Aim of the task: Reproduce the lines from the first one through the line containing "nav-item-home[interactable]: HOME xyxy=(383,84,416,94)", swapping "Faster" for "Quicker" and leaving all else unchanged.
═════ Supplied material
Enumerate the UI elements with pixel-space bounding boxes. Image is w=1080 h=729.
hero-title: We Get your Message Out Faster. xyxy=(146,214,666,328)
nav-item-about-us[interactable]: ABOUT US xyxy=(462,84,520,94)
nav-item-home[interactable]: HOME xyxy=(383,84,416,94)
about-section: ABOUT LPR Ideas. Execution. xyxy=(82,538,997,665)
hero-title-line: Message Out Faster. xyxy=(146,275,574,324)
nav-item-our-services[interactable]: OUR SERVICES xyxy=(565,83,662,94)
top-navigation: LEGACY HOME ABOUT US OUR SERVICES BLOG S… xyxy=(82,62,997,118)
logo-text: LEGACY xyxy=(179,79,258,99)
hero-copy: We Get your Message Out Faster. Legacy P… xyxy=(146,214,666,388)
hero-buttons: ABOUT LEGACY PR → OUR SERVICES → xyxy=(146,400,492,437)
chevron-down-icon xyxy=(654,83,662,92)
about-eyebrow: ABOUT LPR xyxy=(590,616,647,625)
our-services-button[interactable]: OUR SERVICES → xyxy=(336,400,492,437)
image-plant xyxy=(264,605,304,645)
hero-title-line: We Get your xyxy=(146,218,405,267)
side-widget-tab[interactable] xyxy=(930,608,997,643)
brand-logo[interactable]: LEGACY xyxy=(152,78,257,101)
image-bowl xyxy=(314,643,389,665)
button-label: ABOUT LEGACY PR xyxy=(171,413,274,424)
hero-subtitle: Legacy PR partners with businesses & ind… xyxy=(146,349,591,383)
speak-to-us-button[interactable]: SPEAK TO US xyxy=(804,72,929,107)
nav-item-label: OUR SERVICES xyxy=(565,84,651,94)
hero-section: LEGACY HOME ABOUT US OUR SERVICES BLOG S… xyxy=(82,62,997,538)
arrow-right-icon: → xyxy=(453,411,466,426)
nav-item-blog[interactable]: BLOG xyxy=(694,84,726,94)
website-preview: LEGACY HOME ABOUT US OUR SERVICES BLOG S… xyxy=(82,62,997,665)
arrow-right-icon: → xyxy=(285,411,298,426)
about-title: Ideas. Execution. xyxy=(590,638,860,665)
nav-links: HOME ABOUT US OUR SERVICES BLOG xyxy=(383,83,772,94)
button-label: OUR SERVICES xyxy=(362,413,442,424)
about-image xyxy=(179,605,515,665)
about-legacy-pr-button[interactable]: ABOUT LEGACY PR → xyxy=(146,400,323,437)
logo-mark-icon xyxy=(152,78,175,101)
══════════
Expected answer:
Enumerate the UI elements with pixel-space bounding boxes. Image is w=1080 h=729.
hero-title: We Get your Message Out Quicker. xyxy=(146,214,666,328)
nav-item-about-us[interactable]: ABOUT US xyxy=(462,84,520,94)
nav-item-home[interactable]: HOME xyxy=(383,84,416,94)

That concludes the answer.